Items listed in a dataset.
Begin

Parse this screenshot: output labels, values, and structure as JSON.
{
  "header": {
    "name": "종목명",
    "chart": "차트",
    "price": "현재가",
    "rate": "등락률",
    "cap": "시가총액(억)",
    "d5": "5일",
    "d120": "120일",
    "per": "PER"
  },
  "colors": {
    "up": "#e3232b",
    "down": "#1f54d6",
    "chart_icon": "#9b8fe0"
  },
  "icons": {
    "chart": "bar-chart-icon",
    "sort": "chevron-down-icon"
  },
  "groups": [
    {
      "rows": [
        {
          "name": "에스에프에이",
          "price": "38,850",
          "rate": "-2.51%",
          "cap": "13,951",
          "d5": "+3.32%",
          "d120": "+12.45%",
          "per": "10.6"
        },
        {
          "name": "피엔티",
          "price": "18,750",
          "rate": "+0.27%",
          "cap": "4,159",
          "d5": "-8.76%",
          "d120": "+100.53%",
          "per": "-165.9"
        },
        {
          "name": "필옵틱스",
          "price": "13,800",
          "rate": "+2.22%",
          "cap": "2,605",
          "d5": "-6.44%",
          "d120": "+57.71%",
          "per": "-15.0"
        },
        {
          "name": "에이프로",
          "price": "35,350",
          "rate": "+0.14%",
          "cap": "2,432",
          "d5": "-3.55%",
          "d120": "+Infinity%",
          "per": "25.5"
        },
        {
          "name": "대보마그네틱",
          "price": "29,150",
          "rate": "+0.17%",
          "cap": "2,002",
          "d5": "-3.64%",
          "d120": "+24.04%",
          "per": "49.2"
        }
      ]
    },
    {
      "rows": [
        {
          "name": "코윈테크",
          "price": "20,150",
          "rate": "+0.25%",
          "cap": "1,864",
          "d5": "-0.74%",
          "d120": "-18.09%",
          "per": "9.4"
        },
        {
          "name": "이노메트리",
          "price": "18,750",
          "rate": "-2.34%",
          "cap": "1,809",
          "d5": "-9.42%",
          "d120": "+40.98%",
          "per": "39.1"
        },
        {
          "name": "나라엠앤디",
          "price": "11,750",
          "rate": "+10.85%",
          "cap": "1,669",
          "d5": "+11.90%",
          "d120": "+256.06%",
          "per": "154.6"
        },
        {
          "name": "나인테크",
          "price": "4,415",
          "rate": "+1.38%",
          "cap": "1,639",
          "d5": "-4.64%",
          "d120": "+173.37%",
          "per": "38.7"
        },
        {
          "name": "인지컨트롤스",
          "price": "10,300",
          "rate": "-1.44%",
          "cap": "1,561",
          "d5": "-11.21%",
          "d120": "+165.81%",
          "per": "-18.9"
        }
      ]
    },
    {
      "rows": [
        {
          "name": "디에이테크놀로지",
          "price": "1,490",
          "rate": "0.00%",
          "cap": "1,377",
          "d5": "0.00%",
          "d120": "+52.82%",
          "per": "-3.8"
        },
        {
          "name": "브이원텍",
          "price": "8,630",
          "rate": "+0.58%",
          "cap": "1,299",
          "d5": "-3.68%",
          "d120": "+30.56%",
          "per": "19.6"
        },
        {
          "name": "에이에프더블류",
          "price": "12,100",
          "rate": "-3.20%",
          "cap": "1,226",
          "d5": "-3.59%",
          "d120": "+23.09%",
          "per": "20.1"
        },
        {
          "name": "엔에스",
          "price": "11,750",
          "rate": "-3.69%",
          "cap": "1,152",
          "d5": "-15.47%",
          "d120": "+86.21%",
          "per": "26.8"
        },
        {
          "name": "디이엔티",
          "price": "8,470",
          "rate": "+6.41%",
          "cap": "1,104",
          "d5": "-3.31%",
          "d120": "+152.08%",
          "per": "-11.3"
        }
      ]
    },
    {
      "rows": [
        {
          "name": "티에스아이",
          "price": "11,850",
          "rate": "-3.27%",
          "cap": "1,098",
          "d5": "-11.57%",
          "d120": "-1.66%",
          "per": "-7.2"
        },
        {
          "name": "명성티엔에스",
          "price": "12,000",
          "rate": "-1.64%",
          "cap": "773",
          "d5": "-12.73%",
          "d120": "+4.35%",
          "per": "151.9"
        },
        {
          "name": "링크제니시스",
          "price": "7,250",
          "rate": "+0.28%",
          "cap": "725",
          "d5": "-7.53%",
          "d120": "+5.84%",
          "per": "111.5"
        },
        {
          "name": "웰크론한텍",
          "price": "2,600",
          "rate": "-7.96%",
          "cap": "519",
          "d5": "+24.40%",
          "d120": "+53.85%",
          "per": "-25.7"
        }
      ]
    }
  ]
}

End

What to work on.
Every line above should be retyped exactly as given.

Exercise solution.
Parse this screenshot: output labels, values, and structure as JSON.
{
  "header": {
    "name": "종목명",
    "chart": "차트",
    "price": "현재가",
    "rate": "등락률",
    "cap": "시가총액(억)",
    "d5": "5일",
    "d120": "120일",
    "per": "PER"
  },
  "colors": {
    "up": "#e3232b",
    "down": "#1f54d6",
    "chart_icon": "#9b8fe0"
  },
  "icons": {
    "chart": "bar-chart-icon",
    "sort": "chevron-down-icon"
  },
  "groups": [
    {
      "rows": [
        {
          "name": "에스에프에이",
          "price": "38,850",
          "rate": "-2.51%",
          "cap": "13,951",
          "d5": "+3.32%",
          "d120": "+12.45%",
          "per": "10.6"
        },
        {
          "name": "피엔티",
          "price": "18,750",
          "rate": "+0.27%",
          "cap": "4,159",
          "d5": "-8.76%",
          "d120": "+100.53%",
          "per": "-165.9"
        },
        {
          "name": "필옵틱스",
          "price": "13,800",
          "rate": "+2.22%",
          "cap": "2,605",
          "d5": "-6.44%",
          "d120": "+57.71%",
          "per": "-15.0"
        },
        {
          "name": "에이프로",
          "price": "35,350",
          "rate": "+0.14%",
          "cap": "2,432",
          "d5": "-3.55%",
          "d120": "+Infinity%",
          "per": "25.5"
        },
        {
          "name": "대보마그네틱",
          "price": "29,150",
          "rate": "+0.17%",
          "cap": "2,002",
          "d5": "-3.64%",
          "d120": "+24.04%",
          "per": "49.2"
        }
      ]
    },
    {
      "rows": [
        {
          "name": "코윈테크",
          "price": "20,150",
          "rate": "+0.25%",
          "cap": "1,864",
          "d5": "-0.74%",
          "d120": "-18.09%",
          "per": "9.4"
        },
        {
          "name": "이노메트리",
          "price": "18,750",
          "rate": "-2.34%",
          "cap": "1,809",
          "d5": "-9.42%",
          "d120": "+40.98%",
          "per": "39.1"
        },
        {
          "name": "나라엠앤디",
          "price": "11,750",
          "rate": "+10.85%",
          "cap": "1,669",
          "d5": "+11.90%",
          "d120": "+256.06%",
          "per": "154.6"
        },
        {
          "name": "나인테크",
          "price": "4,415",
          "rate": "+1.38%",
          "cap": "1,639",
          "d5": "-4.64%",
          "d120": "+173.37%",
          "per": "38.7"
        },
        {
          "name": "인지컨트롤스",
          "price": "10,300",
          "rate": "-1.44%",
          "cap": "1,561",
          "d5": "-11.21%",
          "d120": "+165.81%",
          "per": "-18.9"
        }
      ]
    },
    {
      "rows": [
        {
          "name": "디에이테크놀로지",
          "price": "1,490",
          "rate": "0.00%",
          "cap": "1,377",
          "d5": "0.00%",
          "d120": "+52.82%",
          "per": "-3.8"
        },
        {
          "name": "브이원텍",
          "price": "8,630",
          "rate": "+0.58%",
          "cap": "1,299",
          "d5": "-3.68%",
          "d120": "+30.56%",
          "per": "19.6"
        },
        {
          "name": "에이에프더블류",
          "price": "12,100",
          "rate": "-3.20%",
          "cap": "1,226",
          "d5": "-3.59%",
          "d120": "+23.09%",
          "per": "20.1"
        },
        {
          "name": "엔에스",
          "price": "11,750",
          "rate": "-3.69%",
          "cap": "1,152",
          "d5": "-15.47%",
          "d120": "+86.21%",
          "per": "26.8"
        },
        {
          "name": "디이엔티",
          "price": "8,470",
          "rate": "+6.41%",
          "cap": "1,104",
          "d5": "-3.31%",
          "d120": "+152.08%",
          "per": "-11.3"
        }
      ]
    },
    {
      "rows": [
        {
          "name": "티에스아이",
          "price": "11,850",
          "rate": "-3.27%",
          "cap": "1,098",
          "d5": "-11.57%",
          "d120": "-1.66%",
          "per": "-7.2"
        },
        {
          "name": "명성티엔에스",
          "price": "12,000",
          "rate": "-1.64%",
          "cap": "773",
          "d5": "-12.73%",
          "d120": "+4.35%",
          "per": "151.9"
        },
        {
          "name": "링크제니시스",
          "price": "7,250",
          "rate": "+0.28%",
          "cap": "725",
          "d5": "-7.53%",
          "d120": "+5.84%",
          "per": "111.5"
        },
        {
          "name": "웰크론한텍",
          "price": "2,600",
          "rate": "-7.96%",
          "cap": "519",
          "d5": "+24.40%",
          "d120": "+53.85%",
          "per": "-25.7"
        }
      ]
    }
  ]
}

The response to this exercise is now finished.